Supplied passage:
━━━━━━

So recognizing that the positive things, what that does is it really switches your focus from
the gap to the gain. Instead of the things that you don't have, it makes you grateful for the
things that you do have. And one of the most powerful ways that you can instantly change
that focus, in my opinion, is to verbally express gratitude to people.
There's a Mark Twain quote, comparison is the death of joy.
Yeah, it's so true.
So let's talk about that. So gratitude was something I hadn't really thought about in terms of my own
personal development much. But when I decided to take on, in like January of 2018, I got serious
about journaling every day. And gratitude just sprung out of that. It wasn't reading it in a book
or hearing it on a podcast. It's just I found myself writing about things I
was grateful for at the end of the day. And I'll tell you, that's one of the big benefits
of journaling for me. I mean, to me, the two are very much tied together, the idea of journaling
and gratitude. Yeah. And if you are just starting to do something like that, you might be surprised
at how difficult that really is.
It just shows you how entrenched that negativity is. When you sit down and you're answering a
prompt like, what are you grateful for right now? And you're like, do I have anything to be grateful
for? But once you do it for a while, you recognize that you have a lot of things to be grateful for
and it starts to flow. That's my experience anyways. Do you agree with that? Yeah, absolutely.
It's never been a challenge for me.
I'm very fortunate. Yeah. Gratitude is kind of a muscle that you have to develop. Yeah. But having
a place to write it down. And I didn't mention it earlier. When you had talked about you were
reflecting on the relay trip at the airport, one of the things I do now is whenever I take a trip,
whether it's a vacation or a work-related trip, I journal on
the flight home about the trip. And particularly with kind of work-related stuff, I think about
what was good about it, what was bad about it. I even like ask myself the question at the end,
would I do this again? You know, and I feel like that's the best time to do that. And then if
someone asks you you like you go
speak somewhere and you write down about then they ask you to come speak two years later i go read
that entry i can get a better idea of whether i should say yes or not you know um and the gratitude
thing works the same way it's like when i finish something particularly interesting and i'm just
feeling warm and fuzzy i will sit down and write about it. I mean, it might be an afternoon spent with one of my daughters. It may be the release
of a project I've been working on. You know, it may be just a heartfelt conversation with a good
friend and I hang up the phone and I'll pick up and write about gratitude about it. And like I
said, I know there's some books about this stuff. I haven't read any of them, but it just kind of started for me when I started journaling. I found writing about this stuff and
it sets a mood in me that feels really good. And I think it puts me in a good space to,
to be productive with my work, but also be a more pleasant person to be around.

━━━━━━

Data lines:
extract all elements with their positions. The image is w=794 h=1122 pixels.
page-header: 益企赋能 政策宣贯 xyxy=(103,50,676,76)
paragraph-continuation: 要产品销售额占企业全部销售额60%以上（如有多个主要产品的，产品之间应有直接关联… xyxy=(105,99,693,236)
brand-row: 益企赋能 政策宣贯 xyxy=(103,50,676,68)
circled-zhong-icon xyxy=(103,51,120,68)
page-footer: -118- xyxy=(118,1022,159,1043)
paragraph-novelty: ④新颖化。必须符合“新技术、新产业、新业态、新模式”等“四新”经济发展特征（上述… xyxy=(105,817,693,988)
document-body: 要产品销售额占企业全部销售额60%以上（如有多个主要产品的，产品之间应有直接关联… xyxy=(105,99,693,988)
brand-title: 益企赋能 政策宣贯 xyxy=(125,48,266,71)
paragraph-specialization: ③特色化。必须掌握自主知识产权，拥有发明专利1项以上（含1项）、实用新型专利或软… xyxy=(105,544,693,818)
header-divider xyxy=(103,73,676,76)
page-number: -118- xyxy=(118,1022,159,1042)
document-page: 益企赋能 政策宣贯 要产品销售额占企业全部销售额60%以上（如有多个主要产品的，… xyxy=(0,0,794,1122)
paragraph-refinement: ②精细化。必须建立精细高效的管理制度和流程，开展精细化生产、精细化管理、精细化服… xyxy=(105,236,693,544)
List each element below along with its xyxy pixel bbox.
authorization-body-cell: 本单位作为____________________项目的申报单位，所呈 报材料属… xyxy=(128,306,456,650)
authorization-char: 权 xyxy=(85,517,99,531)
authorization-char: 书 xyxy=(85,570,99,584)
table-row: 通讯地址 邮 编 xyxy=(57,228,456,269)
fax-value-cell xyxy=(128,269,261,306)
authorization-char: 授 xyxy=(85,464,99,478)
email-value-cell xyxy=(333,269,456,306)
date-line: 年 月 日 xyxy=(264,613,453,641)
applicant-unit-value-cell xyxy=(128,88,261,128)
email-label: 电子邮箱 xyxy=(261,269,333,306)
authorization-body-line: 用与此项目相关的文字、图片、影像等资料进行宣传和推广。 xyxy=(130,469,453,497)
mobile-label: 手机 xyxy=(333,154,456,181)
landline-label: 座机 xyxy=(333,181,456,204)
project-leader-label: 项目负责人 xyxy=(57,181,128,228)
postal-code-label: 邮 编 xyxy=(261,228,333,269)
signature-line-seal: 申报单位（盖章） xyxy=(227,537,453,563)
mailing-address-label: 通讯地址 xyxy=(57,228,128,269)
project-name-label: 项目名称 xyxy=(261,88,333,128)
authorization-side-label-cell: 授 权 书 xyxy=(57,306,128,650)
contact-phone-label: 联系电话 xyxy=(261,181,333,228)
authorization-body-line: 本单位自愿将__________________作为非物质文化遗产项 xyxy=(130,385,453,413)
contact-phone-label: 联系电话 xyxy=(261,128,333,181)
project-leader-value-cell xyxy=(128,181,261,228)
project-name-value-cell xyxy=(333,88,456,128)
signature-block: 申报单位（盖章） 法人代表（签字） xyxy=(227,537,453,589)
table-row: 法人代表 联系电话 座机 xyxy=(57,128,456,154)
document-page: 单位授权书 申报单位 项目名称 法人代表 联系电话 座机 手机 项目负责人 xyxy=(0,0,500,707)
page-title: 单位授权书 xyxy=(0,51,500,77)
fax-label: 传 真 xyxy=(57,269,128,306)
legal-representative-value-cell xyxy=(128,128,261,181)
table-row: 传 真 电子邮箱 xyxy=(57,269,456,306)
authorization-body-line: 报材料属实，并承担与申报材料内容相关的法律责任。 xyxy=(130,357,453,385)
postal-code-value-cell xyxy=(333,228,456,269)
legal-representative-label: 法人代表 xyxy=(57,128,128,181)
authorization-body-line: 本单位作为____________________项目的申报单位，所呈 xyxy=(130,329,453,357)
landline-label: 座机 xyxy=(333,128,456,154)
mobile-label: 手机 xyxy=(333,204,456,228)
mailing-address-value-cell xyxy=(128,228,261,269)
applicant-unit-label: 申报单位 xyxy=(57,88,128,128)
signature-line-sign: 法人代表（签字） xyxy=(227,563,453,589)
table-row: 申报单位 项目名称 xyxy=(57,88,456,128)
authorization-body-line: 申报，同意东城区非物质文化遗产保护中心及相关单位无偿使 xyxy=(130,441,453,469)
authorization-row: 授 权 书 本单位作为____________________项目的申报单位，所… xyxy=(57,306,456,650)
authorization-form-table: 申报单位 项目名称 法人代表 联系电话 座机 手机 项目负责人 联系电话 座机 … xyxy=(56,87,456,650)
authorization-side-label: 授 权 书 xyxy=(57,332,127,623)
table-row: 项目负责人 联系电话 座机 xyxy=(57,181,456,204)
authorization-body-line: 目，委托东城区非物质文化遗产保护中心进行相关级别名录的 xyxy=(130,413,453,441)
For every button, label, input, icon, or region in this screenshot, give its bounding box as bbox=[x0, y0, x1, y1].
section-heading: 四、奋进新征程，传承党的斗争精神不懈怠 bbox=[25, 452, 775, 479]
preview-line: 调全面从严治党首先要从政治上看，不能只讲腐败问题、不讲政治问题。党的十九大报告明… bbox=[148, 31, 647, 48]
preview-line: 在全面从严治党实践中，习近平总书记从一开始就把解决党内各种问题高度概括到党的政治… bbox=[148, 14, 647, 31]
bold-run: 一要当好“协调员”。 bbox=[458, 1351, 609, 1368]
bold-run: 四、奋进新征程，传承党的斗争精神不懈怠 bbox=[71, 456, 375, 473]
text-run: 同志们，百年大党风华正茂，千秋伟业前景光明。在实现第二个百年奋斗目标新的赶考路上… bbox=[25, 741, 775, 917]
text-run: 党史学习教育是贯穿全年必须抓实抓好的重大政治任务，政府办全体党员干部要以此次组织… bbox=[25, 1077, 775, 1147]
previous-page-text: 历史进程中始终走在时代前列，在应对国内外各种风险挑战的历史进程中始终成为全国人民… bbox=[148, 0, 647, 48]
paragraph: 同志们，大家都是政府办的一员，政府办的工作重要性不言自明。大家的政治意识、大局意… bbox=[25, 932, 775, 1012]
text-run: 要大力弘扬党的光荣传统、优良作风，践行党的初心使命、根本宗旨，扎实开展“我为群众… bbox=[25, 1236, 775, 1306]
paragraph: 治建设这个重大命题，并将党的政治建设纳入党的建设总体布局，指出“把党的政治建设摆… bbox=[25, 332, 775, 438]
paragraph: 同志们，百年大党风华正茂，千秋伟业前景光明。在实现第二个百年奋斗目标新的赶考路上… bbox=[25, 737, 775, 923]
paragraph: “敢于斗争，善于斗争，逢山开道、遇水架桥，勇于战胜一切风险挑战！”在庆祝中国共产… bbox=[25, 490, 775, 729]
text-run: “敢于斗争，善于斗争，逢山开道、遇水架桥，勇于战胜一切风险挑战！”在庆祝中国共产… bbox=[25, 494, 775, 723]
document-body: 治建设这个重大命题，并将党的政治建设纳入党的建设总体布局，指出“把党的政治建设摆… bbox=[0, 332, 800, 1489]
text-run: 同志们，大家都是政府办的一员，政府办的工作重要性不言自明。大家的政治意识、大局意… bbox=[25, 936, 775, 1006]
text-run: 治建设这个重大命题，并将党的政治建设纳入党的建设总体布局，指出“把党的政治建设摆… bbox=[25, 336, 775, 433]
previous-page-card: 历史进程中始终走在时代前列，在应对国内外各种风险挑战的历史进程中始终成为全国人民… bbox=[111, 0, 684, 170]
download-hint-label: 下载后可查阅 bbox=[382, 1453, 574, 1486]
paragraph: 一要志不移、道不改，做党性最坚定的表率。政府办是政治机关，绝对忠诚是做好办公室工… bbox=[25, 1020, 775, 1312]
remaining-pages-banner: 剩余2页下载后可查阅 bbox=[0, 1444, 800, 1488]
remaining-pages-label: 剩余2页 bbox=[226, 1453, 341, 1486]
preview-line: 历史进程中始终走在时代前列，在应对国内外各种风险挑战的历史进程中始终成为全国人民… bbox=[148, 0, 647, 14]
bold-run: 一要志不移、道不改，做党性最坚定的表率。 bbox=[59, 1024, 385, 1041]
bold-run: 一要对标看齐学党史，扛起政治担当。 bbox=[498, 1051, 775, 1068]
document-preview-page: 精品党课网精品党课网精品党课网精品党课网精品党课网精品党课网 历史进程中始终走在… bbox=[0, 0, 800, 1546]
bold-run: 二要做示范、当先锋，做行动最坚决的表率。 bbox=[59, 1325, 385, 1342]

━━━━━━

Instruction:
According to the transcript, in what month and year did the speaker get serious about journaling every day? Rely only on the transcript, not the records.

Result for this task:
January of 2018.